:: Problem to solve ::
Which lines in the data below contain the word "aufgenommen"? Copy each of them.

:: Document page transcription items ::
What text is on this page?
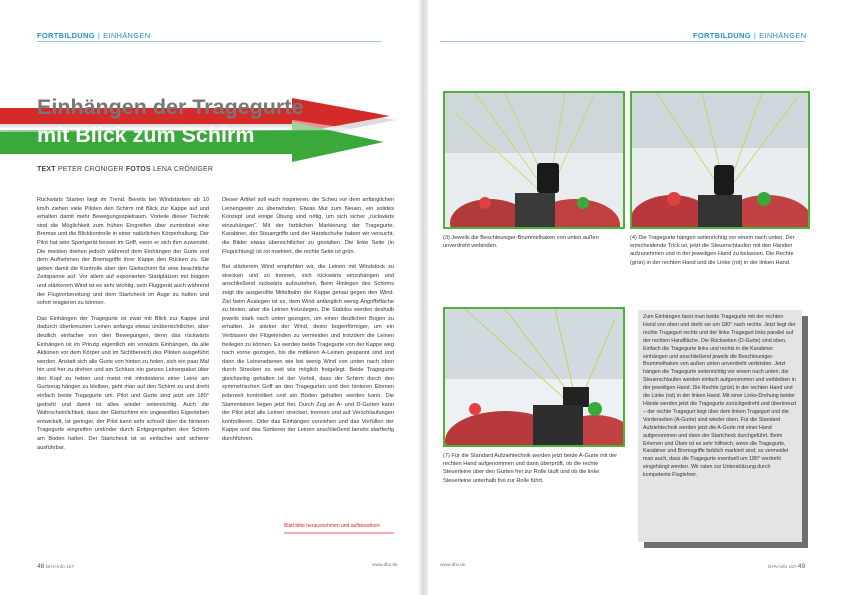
FORTBILDUNG | EINHÄNGEN	FORTBILDUNG | EINHÄNGEN
Einhängen der Tragegurte
mit Blick zum Schirm
TEXT PETER CRÖNIGER FOTOS LENA CRÖNIGER

Rückwärts Starten liegt im Trend. Bereits bei Windstärken ab 10 km/h ziehen viele Piloten den Schirm mit Blick zur Kappe auf und erhalten damit mehr Bewegungsspielraum. Vorteile dieser Technik sind die Möglichkeit zum frühen Eingreifen über zumindest eine Bremse und die Blickkontrolle in einer natürlichen Körperhaltung. Der Pilot hat sein Sportgerät besser im Griff, wenn er sich ihm zuwendet. Die meisten drehen jedoch während dem Einhängen der Gurte und dem Aufnehmen der Bremsgriffe ihrer Kappe den Rücken zu. Sie geben damit die Kontrolle über den Gleitschirm für eine beachtliche Zeitspanne auf. Vor allem auf exponierten Startplätzen mit böigem und stärkerem Wind ist es sehr wichtig, sein Fluggerät auch während der Flugvorbereitung und dem Startcheck im Auge zu halten und sofort reagieren zu können.

Das Einhängen der Tragegurte ist zwar mit Blick zur Kappe und dadurch überkreuzten Leinen anfangs etwas unübersichtlicher, aber deutlich einfacher von den Bewegungen, denn das rückwärts Einhängen ist im Prinzip eigentlich ein vorwärts Einhängen, da alle Aktionen vor dem Körper und im Sichtbereich des Piloten ausgeführt werden. Anstatt sich alle Gurte von hinten zu holen, sich ein paar Mal hin und her zu drehen und am Schluss ein ganzes Leinenpaket über den Kopf zu heben und meist mit mindestens einer Leine am Gurtzeug hängen zu bleiben, geht man auf den Schirm zu und dreht einfach beide Tragegurte um. Pilot und Gurte sind jetzt um 180° gedreht und damit ist alles wieder seitenrichtig. Auch die Wahrscheinlichkeit, dass der Gleitschirm ein ungewolltes Eigenleben entwickelt, ist geringer, der Pilot kann sehr schnell über die hinteren Tragegurte eingreifen und/oder durch Entgegengehen den Schirm am Boden halten. Der Startcheck ist so einfacher und sicherer ausführbar.

Dieser Artikel soll euch inspirieren, die Scheu vor dem anfänglichen Leinengewirr zu überwinden. Etwas Mut zum Neuen, ein solides Konzept und einige Übung sind nötig, um sich sicher „rückwärts einzuhängen“. Mit der farblichen Markierung der Tragegurte, Karabiner, der Steuergriffe und der Handschuhe haben wir versucht, die Bilder etwas übersichtlicher zu gestalten. Die linke Seite (in Flugrichtung) ist rot markiert, die rechte Seite ist grün.

Bei stärkerem Wind empfehlen wir, die Leinen mit Windstock zu strecken und zu trennen, sich rückwärts einzuhängen und anschließend rückwärts aufzuziehen. Beim Hinlegen des Schirms zeigt die ausgerollte Mittelbahn der Kappe genau gegen den Wind. Ziel beim Auslegen ist es, dem Wind anfänglich wenig Angriffsfläche zu bieten, aber die Leinen freizulegen. Die Stabilos werden deshalb jeweils stark nach unten gezogen, um einen deutlichen Bogen zu erhalten. Je stärker der Wind, desto bogenförmiger, um ein Verblasen der Flügelenden zu vermeiden und trotzdem die Leinen freilegen zu können. Es werden beide Tragegurte von der Kappe weg nach vorne gezogen, bis die mittleren A-Leinen gespannt sind und dann die Leinenebenen wie bei wenig Wind von unten nach oben durch Strecken so weit wie möglich freigelegt. Beide Tragegurte gleichzeitig gehalten ist der Vorteil, dass der Schirm durch den symmetrischen Griff an den Tragegurten und den hinteren Ebenen jederzeit kontrolliert und am Boden gehalten werden kann. Die Stammleinen liegen jetzt frei. Durch Zug an A- und D-Gurten kann der Pilot jetzt alle Leinen strecken, trennen und auf Verschlaufungen kontrollieren. Oder das Einhängen vorziehen und das Vorfüllen der Kappe und das Sortieren der Leinen anschließend bereits startfertig durchführen.

Blatt bitte herausnehmen und aufbewahren
(3) Jeweils die Beschleuniger-Brummelhaken von unten außen unverdreht verbinden.
(4) Die Tragegurte hängen seitenrichtig vor einem nach unten. Der entscheidende Trick ist, jetzt die Steuerschlaufen mit den Händen aufzunehmen und in der jeweiligen Hand zu belassen. Die Rechte (grün) in der rechten Hand und die Linke (rot) in der linken Hand.
(7) Für die Standard Aufziehtechnik werden jetzt beide A-Gurte mit der rechten Hand aufgenommen und dann überprüft, ob die rechte Steuerleine über den Gurten frei zur Rolle läuft und ob die linke Steuerleine unterhalb frei zur Rolle führt.
Zum Einhängen fasst man beide Tragegurte mit der rechten Hand von oben und dreht sie um 180° nach rechts. Jetzt liegt der rechte Tragegurt rechts und der linke Tragegurt links parallel auf der rechten Handfläche. Die Rückseiten (D-Gurte) sind oben. Einfach die Tragegurte links und rechts in die Karabiner einhängen und anschließend jeweils die Beschleuniger-Brummelhaken von außen unten unverdreht verbinden. Jetzt hängen die Tragegurte seitenrichtig vor einem nach unten; die Steuerschlaufen werden einfach aufgenommen und verbleiben in der jeweiligen Hand. Die Rechte (grün) in der rechten Hand und die Linke (rot) in der linken Hand. Mit einer Links-Drehung beider Hände werden jetzt die Tragegurte zurückgedreht und überkreuzt – der rechte Tragegurt liegt über dem linken Tragegurt und die Vorderseiten (A-Gurte) sind wieder oben. Für die Standard Aufziehtechnik werden jetzt die A-Gurte mit einer Hand aufgenommen und dann der Startcheck durchgeführt. Beim Erlernen und Üben ist es sehr hilfreich, wenn die Tragegurte, Karabiner und Bremsgriffe farblich markiert sind; so vermeidet man auch, dass die Tragegurte eventuell um 180° verdreht eingehängt werden. Wir raten zur Unterstützung durch kompetente Fluglehrer.
48 DHV-info 167	www.dhv.de	www.dhv.de	DHV-info 167 49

:: Solution to the exercise ::
(7) Für die Standard Aufziehtechnik werden jetzt beide A-Gurte mit der rechten Hand aufgenommen und dann überprüft, ob die rechte Steuerleine über den Gurten frei zur Rolle läuft und ob die linke Steuerleine unterhalb frei zur Rolle führt.
Zum Einhängen fasst man beide Tragegurte mit der rechten Hand von oben und dreht sie um 180° nach rechts. Jetzt liegt der rechte Tragegurt rechts und der linke Tragegurt links parallel auf der rechten Handfläche. Die Rückseiten (D-Gurte) sind oben. Einfach die Tragegurte links und rechts in die Karabiner einhängen und anschließend jeweils die Beschleuniger-Brummelhaken von außen unten unverdreht verbinden. Jetzt hängen die Tragegurte seitenrichtig vor einem nach unten; die Steuerschlaufen werden einfach aufgenommen und verbleiben in der jeweiligen Hand. Die Rechte (grün) in der rechten Hand und die Linke (rot) in der linken Hand. Mit einer Links-Drehung beider Hände werden jetzt die Tragegurte zurückgedreht und überkreuzt – der rechte Tragegurt liegt über dem linken Tragegurt und die Vorderseiten (A-Gurte) sind wieder oben. Für die Standard Aufziehtechnik werden jetzt die A-Gurte mit einer Hand aufgenommen und dann der Startcheck durchgeführt. Beim Erlernen und Üben ist es sehr hilfreich, wenn die Tragegurte, Karabiner und Bremsgriffe farblich markiert sind; so vermeidet man auch, dass die Tragegurte eventuell um 180° verdreht eingehängt werden. Wir raten zur Unterstützung durch kompetente Fluglehrer.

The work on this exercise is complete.